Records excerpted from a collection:
↓
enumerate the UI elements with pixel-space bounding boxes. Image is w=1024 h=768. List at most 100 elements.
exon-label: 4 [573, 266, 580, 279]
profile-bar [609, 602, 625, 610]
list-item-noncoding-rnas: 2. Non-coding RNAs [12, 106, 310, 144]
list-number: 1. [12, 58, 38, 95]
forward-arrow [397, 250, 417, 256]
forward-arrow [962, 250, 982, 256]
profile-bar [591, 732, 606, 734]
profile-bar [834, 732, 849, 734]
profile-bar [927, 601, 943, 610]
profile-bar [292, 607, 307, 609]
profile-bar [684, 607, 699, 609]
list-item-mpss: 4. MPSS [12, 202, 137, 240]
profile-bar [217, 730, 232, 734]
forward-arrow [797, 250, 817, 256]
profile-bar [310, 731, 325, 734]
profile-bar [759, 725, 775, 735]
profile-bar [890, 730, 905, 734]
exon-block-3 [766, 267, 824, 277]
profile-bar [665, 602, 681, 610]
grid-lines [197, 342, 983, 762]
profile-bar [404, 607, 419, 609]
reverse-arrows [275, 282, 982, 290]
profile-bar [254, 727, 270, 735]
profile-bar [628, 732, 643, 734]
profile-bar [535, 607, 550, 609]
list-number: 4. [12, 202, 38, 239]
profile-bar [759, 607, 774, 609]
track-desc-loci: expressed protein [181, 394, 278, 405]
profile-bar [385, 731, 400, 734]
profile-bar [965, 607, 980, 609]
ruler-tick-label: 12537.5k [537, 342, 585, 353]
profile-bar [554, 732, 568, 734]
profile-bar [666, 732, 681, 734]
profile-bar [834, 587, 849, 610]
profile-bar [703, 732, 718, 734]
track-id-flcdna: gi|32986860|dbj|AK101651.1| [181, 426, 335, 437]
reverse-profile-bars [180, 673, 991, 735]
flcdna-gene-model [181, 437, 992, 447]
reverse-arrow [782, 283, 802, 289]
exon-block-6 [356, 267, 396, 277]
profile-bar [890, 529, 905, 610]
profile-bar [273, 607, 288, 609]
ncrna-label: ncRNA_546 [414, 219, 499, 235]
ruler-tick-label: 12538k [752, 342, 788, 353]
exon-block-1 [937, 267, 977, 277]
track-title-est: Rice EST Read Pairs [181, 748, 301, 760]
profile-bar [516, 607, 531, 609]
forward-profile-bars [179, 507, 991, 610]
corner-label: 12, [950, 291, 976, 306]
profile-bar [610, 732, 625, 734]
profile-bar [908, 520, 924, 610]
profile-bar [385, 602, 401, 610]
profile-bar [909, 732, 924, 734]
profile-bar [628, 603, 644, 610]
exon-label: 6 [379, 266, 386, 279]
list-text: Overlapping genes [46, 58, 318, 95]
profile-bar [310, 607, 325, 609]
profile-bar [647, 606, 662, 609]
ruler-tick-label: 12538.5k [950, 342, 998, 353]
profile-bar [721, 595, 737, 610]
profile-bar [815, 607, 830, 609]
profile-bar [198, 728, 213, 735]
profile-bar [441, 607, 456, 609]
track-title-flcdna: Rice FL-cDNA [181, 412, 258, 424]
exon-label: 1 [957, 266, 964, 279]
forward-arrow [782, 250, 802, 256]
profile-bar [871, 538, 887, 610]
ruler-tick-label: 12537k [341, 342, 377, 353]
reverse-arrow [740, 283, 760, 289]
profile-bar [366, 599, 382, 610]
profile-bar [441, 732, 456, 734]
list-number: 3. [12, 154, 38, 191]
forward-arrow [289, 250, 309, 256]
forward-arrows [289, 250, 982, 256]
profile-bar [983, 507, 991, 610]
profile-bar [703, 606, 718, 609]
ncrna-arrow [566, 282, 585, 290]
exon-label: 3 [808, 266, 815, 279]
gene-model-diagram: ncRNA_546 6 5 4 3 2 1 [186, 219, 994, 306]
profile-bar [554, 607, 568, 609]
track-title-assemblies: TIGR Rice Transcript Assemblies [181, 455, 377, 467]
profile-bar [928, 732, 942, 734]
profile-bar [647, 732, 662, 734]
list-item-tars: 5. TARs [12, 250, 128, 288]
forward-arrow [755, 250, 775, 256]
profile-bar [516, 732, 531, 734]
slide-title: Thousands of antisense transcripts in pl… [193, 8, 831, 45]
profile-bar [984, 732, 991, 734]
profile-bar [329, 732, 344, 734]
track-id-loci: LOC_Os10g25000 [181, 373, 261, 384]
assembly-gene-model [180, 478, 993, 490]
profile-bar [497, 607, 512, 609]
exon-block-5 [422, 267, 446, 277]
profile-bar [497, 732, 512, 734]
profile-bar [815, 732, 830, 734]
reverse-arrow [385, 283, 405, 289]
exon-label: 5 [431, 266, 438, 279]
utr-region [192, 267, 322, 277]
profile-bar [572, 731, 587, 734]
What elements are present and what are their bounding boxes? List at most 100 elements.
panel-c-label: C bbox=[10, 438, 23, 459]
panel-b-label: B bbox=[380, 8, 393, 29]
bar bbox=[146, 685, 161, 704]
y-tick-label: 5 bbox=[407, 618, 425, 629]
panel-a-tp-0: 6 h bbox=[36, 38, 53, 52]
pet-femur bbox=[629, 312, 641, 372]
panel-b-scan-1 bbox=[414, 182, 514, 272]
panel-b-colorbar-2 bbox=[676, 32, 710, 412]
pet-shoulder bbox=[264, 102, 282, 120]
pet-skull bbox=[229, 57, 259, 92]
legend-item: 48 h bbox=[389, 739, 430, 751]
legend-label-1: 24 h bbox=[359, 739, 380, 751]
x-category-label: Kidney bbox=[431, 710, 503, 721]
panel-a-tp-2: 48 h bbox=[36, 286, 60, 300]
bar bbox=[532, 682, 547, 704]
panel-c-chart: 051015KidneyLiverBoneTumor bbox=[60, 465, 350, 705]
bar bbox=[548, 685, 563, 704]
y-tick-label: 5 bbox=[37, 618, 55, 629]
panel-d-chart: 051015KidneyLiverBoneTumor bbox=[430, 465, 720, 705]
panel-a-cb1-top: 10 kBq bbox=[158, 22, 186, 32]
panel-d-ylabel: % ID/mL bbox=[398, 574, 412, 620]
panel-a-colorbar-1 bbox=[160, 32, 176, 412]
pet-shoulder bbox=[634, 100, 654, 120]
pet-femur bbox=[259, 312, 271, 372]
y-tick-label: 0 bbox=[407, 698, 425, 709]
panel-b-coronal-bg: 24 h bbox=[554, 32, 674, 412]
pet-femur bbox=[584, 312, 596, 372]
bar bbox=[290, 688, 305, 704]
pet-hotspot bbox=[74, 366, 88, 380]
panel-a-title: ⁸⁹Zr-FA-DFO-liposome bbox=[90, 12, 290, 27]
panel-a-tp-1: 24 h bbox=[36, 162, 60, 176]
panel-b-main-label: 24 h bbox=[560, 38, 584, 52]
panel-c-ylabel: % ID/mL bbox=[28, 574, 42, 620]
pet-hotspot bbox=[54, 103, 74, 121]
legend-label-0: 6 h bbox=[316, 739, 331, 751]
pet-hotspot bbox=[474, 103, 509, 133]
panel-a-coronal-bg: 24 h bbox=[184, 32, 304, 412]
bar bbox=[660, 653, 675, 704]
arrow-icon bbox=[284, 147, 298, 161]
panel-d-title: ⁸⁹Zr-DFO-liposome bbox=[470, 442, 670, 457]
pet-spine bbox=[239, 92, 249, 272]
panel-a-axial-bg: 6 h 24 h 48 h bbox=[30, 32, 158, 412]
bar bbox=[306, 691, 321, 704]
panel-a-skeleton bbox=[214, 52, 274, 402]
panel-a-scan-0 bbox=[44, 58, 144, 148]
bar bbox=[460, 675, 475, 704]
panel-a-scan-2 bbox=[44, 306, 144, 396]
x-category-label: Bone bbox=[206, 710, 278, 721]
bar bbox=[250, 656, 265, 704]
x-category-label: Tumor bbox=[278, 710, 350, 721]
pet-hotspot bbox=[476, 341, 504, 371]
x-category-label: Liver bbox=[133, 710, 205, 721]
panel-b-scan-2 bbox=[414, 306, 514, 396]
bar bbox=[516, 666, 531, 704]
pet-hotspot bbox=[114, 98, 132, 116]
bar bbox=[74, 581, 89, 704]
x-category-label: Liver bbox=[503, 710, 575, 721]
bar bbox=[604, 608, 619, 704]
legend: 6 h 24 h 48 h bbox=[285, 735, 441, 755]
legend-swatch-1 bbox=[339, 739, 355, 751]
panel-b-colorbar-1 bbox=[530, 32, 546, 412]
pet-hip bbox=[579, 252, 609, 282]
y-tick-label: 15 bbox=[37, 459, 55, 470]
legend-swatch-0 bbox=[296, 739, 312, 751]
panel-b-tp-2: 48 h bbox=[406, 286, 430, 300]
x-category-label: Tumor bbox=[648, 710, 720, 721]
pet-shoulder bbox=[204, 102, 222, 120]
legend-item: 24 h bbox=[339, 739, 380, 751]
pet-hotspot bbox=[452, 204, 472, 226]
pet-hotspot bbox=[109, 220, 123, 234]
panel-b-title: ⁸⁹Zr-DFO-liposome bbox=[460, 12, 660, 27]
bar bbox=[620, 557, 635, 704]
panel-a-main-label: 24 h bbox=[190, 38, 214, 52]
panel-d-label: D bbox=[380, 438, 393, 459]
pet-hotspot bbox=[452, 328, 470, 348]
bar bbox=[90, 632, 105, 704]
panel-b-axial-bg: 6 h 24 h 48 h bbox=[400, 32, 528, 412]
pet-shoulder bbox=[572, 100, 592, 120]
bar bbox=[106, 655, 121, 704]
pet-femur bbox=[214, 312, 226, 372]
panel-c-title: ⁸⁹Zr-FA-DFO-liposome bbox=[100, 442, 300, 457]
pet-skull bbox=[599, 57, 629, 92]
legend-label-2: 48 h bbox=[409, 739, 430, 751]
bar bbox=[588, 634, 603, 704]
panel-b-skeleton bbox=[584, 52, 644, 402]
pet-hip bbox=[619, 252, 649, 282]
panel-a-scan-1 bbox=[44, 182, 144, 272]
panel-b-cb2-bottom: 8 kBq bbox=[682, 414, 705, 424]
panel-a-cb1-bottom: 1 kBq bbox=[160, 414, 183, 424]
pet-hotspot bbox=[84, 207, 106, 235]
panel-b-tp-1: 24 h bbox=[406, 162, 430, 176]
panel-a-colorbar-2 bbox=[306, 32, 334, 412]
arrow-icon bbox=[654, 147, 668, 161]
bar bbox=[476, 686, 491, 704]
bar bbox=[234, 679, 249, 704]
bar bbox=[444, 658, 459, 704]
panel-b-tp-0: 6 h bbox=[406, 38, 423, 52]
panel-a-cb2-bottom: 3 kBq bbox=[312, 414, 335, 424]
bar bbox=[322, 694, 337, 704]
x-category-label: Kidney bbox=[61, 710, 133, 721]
↑
- WHAT YOU WILL DO:
Number of lines with the string "skull" in the data above: report this figure and nothing more.

- TASK RESULT:
2